Problem details >>
Can you set down, unchanged, the rows from the one containing "story2-body-right: జరిమానా చెల్లించని" through the one containing "story2-headline: భార్య మరణం", including both of those rows?

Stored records
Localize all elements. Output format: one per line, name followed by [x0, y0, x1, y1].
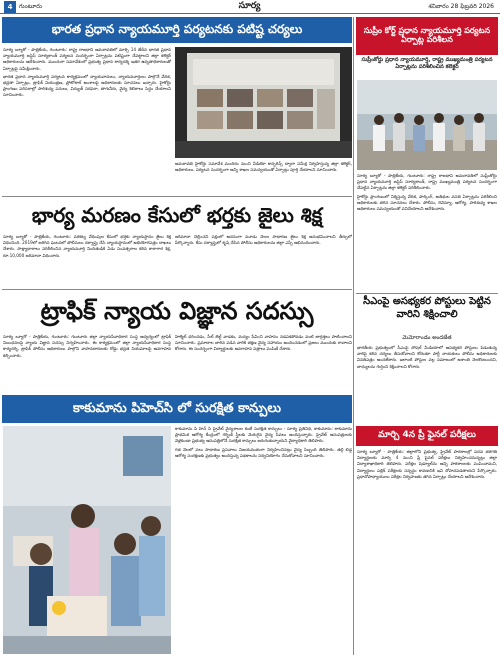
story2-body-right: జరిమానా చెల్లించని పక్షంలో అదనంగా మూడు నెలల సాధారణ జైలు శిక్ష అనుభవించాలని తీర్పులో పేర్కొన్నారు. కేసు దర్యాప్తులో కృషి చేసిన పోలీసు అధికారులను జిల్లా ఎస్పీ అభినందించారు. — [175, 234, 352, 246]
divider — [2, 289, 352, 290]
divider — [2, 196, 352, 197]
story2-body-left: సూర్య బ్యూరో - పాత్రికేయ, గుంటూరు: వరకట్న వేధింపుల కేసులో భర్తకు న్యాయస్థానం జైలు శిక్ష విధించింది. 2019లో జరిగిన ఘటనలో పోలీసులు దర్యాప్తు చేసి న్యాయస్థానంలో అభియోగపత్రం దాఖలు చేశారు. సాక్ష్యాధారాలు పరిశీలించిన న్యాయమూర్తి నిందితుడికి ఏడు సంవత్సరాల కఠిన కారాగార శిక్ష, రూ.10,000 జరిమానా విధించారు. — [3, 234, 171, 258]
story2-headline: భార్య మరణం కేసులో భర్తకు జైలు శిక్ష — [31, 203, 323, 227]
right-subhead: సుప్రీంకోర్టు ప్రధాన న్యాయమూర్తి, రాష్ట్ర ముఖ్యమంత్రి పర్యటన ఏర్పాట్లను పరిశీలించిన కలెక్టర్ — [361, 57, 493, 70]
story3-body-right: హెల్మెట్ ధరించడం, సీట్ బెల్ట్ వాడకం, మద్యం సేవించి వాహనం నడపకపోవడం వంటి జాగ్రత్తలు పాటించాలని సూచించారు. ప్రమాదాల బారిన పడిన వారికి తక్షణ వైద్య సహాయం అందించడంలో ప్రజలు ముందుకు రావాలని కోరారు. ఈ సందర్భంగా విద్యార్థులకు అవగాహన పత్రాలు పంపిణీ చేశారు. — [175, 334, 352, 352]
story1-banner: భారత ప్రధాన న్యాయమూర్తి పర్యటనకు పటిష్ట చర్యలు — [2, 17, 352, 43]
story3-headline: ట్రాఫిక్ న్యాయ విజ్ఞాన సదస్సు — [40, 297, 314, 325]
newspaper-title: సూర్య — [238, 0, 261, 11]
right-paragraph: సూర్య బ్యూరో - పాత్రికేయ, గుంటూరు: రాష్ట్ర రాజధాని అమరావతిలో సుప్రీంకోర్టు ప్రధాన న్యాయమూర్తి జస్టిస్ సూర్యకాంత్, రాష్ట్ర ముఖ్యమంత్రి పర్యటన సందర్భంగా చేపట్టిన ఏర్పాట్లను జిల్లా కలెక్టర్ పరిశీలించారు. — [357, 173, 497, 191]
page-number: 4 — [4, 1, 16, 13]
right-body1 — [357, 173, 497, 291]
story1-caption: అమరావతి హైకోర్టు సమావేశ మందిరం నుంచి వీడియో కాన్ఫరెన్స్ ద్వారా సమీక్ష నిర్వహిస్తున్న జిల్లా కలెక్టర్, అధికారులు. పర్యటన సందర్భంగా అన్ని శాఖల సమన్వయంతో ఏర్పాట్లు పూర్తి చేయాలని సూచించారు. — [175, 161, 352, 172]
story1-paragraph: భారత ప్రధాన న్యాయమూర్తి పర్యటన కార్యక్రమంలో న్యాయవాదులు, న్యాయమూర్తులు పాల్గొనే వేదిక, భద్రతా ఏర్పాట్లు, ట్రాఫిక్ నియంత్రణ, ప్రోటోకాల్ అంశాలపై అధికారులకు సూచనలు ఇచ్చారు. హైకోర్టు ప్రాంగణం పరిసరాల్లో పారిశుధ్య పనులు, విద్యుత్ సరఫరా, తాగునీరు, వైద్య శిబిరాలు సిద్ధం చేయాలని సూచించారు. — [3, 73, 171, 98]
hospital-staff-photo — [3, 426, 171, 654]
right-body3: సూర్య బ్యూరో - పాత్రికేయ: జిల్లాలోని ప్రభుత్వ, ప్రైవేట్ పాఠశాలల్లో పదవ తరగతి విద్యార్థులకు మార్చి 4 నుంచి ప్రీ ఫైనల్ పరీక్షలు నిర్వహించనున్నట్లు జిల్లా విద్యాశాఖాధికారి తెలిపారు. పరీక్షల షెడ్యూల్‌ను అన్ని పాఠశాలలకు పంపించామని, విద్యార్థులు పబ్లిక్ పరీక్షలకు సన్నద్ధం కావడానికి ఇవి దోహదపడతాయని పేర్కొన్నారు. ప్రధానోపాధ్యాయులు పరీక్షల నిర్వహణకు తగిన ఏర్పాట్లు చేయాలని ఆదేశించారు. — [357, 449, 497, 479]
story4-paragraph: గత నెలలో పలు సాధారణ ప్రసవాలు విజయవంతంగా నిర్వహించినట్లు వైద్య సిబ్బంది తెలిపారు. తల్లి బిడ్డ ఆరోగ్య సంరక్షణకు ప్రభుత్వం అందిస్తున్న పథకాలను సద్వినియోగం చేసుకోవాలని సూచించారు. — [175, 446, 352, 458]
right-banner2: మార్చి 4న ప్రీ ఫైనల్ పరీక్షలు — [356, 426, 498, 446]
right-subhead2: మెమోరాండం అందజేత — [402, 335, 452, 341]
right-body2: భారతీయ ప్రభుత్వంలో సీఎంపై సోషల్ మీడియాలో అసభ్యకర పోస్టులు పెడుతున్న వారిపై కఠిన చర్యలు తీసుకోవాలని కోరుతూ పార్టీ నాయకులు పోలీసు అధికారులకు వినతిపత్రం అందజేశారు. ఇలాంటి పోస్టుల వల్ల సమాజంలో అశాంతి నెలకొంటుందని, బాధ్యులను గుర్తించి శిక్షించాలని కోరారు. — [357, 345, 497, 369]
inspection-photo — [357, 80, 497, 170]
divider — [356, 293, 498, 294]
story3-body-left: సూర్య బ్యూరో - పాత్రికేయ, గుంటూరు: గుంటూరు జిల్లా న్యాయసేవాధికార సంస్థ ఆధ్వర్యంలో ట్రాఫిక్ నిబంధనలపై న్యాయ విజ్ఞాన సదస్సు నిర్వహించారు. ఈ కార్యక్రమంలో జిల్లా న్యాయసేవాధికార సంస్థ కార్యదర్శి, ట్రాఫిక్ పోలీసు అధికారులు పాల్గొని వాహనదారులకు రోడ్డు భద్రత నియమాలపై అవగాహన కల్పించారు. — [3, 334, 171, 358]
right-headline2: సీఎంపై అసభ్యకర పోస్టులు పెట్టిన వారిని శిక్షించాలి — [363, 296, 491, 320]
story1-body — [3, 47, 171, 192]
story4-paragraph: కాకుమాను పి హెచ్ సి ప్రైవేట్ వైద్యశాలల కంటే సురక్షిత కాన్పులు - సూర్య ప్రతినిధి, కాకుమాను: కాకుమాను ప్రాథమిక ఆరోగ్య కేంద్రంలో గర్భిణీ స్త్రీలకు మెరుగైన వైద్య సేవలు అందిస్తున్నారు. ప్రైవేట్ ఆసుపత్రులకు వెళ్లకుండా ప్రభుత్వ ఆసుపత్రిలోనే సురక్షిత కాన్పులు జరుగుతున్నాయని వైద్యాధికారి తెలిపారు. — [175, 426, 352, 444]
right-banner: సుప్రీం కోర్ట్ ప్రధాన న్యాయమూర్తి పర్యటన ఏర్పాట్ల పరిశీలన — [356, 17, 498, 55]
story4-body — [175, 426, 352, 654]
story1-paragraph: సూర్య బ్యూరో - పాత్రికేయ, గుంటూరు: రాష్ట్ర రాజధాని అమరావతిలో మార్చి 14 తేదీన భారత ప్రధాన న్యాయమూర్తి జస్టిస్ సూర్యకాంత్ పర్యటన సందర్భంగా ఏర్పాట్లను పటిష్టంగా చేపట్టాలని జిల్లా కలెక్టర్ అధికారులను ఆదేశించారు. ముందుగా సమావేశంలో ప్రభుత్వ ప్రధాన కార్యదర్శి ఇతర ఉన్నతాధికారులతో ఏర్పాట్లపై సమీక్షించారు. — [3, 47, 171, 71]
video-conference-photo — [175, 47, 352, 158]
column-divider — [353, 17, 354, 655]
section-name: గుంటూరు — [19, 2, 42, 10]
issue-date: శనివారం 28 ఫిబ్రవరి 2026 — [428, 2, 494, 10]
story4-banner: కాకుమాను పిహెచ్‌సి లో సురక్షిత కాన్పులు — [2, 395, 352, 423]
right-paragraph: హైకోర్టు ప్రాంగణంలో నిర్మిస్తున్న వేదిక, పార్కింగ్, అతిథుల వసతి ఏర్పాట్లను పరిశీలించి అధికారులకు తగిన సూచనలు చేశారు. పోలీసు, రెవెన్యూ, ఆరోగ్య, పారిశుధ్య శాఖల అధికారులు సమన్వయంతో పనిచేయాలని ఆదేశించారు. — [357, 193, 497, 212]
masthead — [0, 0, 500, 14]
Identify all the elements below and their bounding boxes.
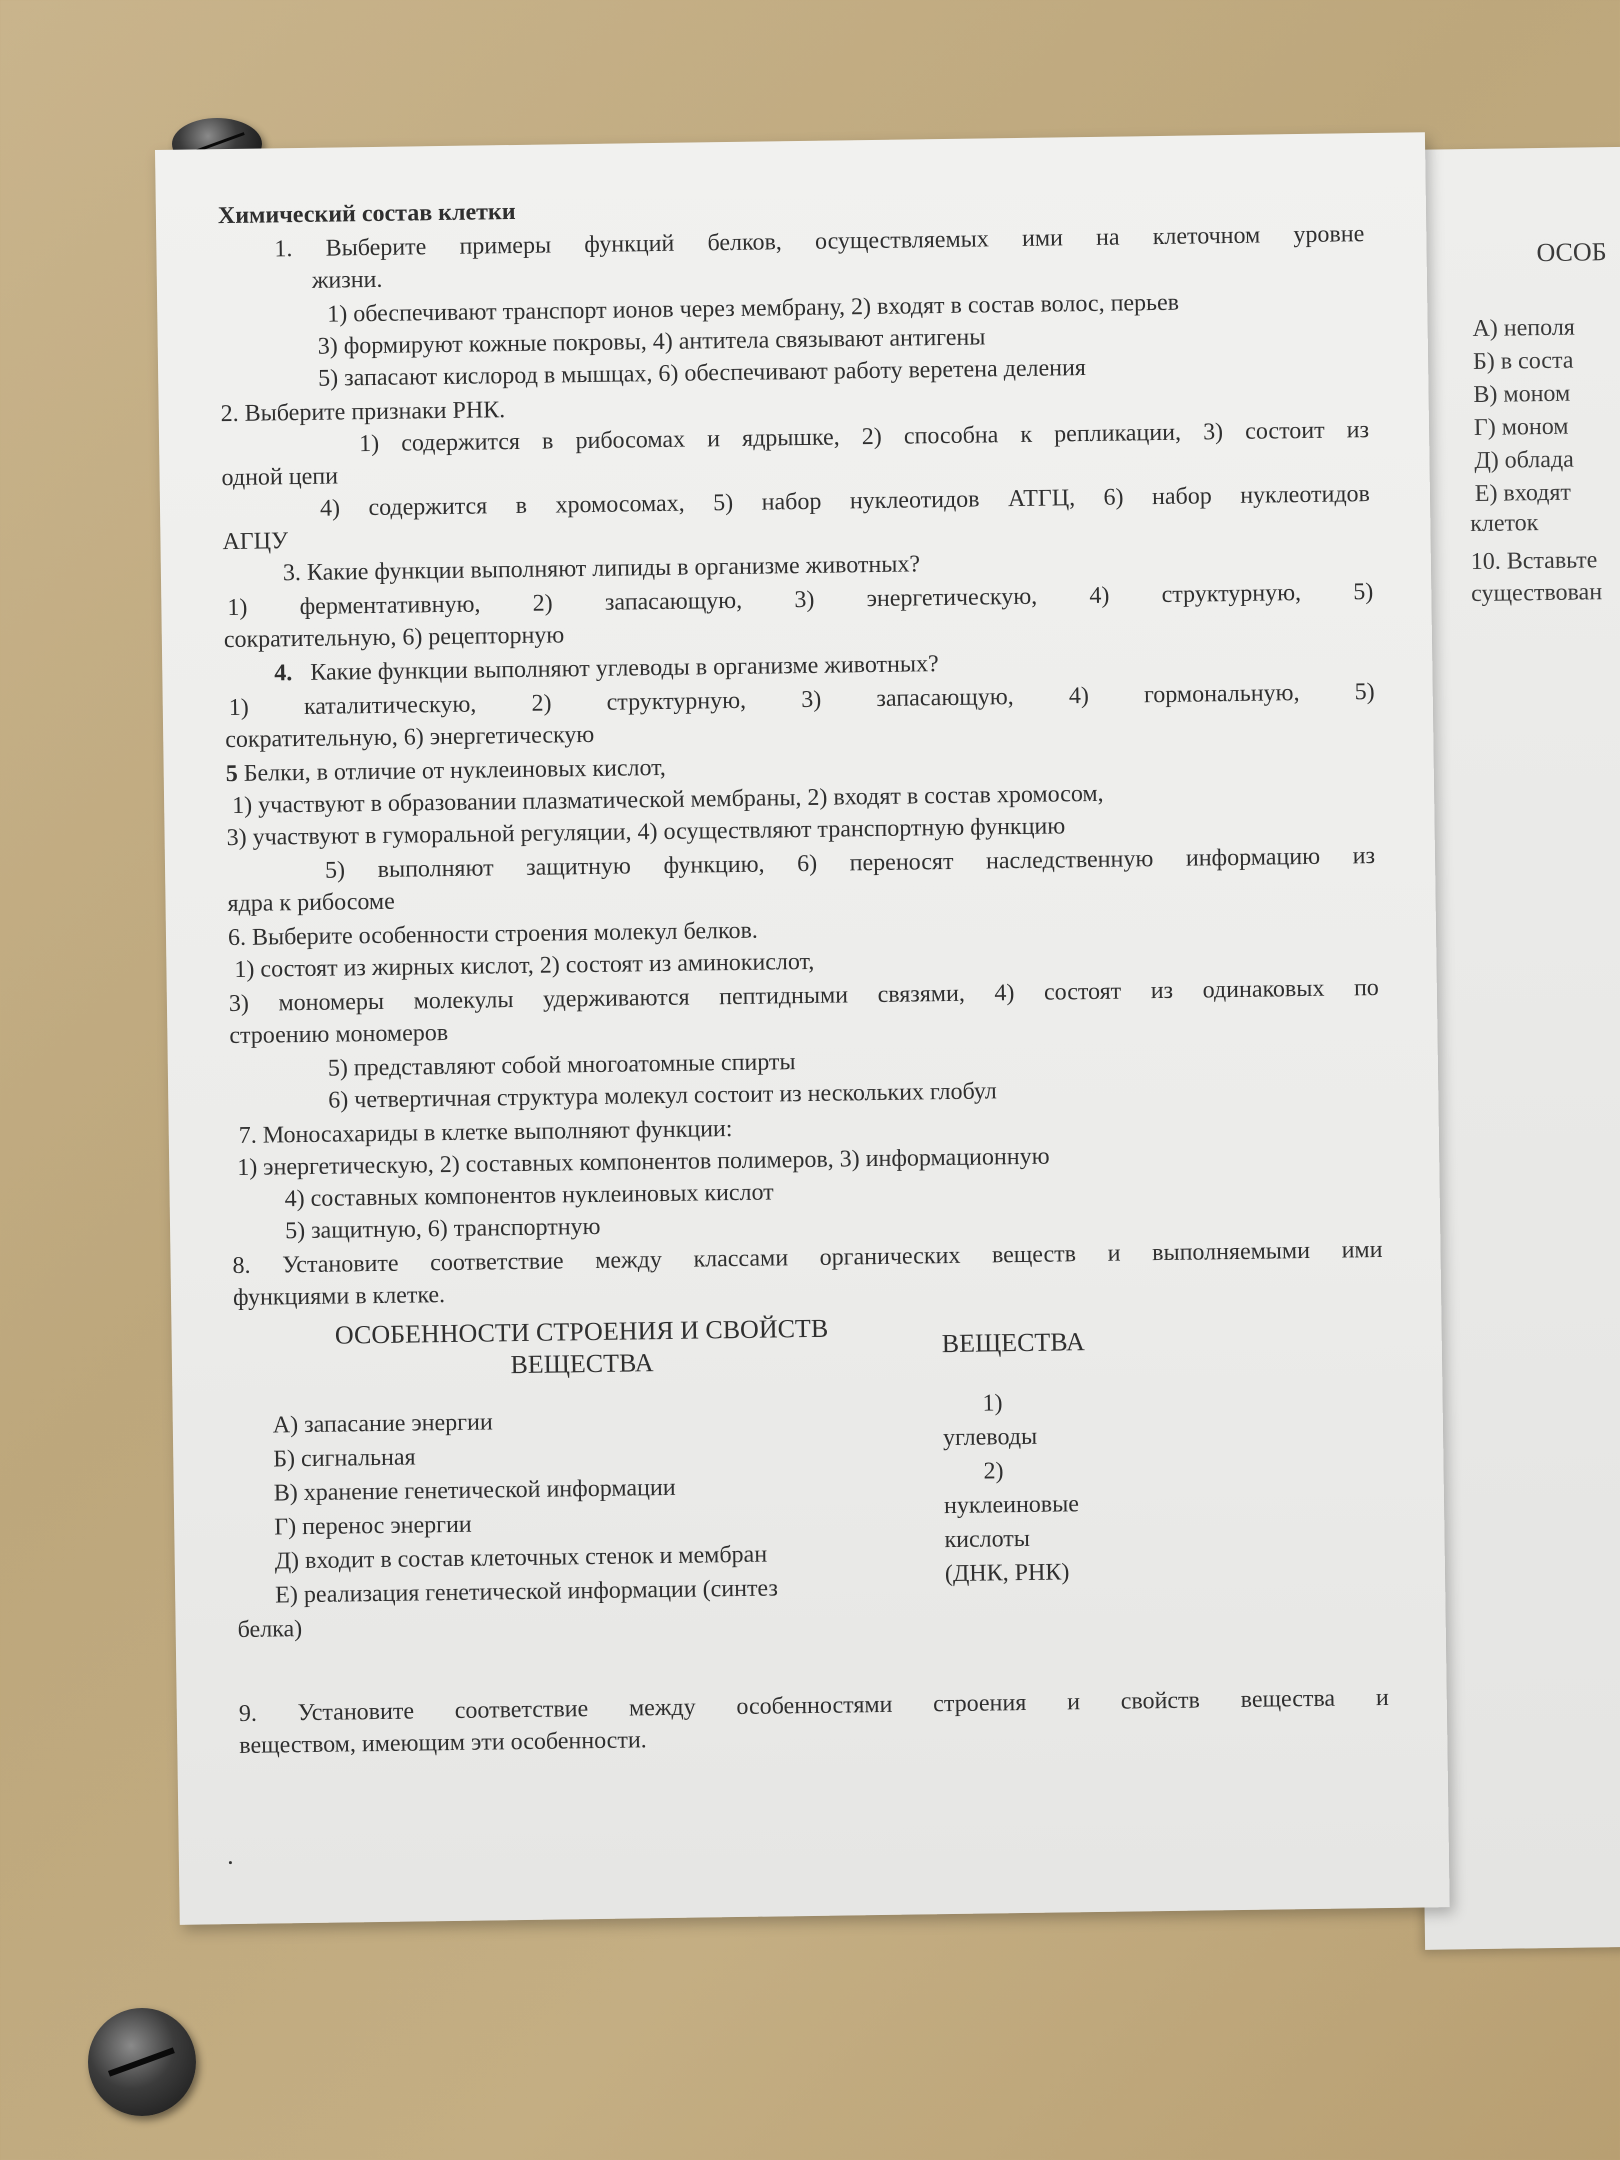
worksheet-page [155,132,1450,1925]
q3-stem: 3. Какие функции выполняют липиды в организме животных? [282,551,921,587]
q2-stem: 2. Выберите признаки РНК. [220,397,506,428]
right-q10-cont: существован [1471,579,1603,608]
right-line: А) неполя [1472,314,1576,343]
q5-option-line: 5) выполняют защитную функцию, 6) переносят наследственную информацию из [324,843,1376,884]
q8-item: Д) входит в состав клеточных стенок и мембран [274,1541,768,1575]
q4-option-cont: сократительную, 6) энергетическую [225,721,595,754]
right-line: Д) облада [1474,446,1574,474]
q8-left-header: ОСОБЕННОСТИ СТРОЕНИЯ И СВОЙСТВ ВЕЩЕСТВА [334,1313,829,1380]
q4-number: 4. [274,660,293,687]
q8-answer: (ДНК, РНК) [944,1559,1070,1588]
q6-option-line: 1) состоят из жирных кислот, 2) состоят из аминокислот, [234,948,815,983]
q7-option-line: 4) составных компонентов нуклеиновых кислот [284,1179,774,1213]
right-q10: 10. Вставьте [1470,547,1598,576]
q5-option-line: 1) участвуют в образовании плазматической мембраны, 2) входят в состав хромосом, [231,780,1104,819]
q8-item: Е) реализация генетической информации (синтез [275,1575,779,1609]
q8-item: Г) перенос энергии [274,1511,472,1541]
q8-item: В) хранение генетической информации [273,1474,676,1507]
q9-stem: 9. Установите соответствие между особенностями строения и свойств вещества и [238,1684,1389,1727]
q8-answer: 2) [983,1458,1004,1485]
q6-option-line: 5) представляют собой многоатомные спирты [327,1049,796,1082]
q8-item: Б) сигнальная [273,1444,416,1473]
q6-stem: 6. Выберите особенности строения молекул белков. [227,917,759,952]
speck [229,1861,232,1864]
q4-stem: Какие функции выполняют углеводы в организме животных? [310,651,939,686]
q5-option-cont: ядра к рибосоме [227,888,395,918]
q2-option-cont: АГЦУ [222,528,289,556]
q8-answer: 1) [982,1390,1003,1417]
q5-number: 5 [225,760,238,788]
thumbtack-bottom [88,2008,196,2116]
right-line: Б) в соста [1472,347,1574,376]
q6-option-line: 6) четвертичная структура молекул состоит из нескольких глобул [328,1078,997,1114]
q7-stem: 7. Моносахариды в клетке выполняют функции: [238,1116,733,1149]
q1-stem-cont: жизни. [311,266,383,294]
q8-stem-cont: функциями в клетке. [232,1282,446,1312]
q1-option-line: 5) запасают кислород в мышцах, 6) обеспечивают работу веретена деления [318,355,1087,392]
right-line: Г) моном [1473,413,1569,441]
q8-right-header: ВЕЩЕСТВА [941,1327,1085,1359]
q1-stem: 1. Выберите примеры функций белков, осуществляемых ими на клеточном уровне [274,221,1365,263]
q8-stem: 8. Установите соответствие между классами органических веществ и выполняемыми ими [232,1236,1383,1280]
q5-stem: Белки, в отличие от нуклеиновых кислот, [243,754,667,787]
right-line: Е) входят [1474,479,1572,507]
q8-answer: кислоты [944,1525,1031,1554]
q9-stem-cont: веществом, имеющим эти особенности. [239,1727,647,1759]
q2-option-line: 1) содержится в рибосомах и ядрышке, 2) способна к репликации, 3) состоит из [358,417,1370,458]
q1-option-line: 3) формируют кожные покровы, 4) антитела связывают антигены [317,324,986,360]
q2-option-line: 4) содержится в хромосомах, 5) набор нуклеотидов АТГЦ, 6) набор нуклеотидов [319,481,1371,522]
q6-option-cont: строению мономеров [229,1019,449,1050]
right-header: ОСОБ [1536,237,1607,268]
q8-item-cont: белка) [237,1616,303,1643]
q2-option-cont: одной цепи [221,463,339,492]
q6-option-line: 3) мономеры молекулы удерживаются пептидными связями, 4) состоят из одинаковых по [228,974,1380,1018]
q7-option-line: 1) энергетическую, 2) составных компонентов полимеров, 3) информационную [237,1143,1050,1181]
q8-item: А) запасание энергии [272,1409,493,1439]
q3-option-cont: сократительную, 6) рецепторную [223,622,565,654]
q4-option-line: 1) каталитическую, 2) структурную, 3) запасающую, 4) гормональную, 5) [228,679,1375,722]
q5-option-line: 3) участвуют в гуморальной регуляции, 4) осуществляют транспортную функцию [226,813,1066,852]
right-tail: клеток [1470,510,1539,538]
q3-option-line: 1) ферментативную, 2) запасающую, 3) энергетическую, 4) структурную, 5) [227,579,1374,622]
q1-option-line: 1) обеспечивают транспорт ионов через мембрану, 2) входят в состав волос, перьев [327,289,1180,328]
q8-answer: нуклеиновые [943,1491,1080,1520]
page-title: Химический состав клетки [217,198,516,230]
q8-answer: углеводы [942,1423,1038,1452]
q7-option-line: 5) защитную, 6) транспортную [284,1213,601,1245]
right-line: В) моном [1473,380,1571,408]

Complete answer >>
story2-body-right: జరిమానా చెల్లించని పక్షంలో అదనంగా మూడు నెలల సాధారణ జైలు శిక్ష అనుభవించాలని తీర్పులో పేర్కొన్నారు. కేసు దర్యాప్తులో కృషి చేసిన పోలీసు అధికారులను జిల్లా ఎస్పీ అభినందించారు. — [175, 234, 352, 246]
divider — [2, 289, 352, 290]
divider — [2, 196, 352, 197]
story2-body-left: సూర్య బ్యూరో - పాత్రికేయ, గుంటూరు: వరకట్న వేధింపుల కేసులో భర్తకు న్యాయస్థానం జైలు శిక్ష విధించింది. 2019లో జరిగిన ఘటనలో పోలీసులు దర్యాప్తు చేసి న్యాయస్థానంలో అభియోగపత్రం దాఖలు చేశారు. సాక్ష్యాధారాలు పరిశీలించిన న్యాయమూర్తి నిందితుడికి ఏడు సంవత్సరాల కఠిన కారాగార శిక్ష, రూ.10,000 జరిమానా విధించారు. — [3, 234, 171, 258]
story2-headline: భార్య మరణం కేసులో భర్తకు జైలు శిక్ష — [31, 203, 323, 227]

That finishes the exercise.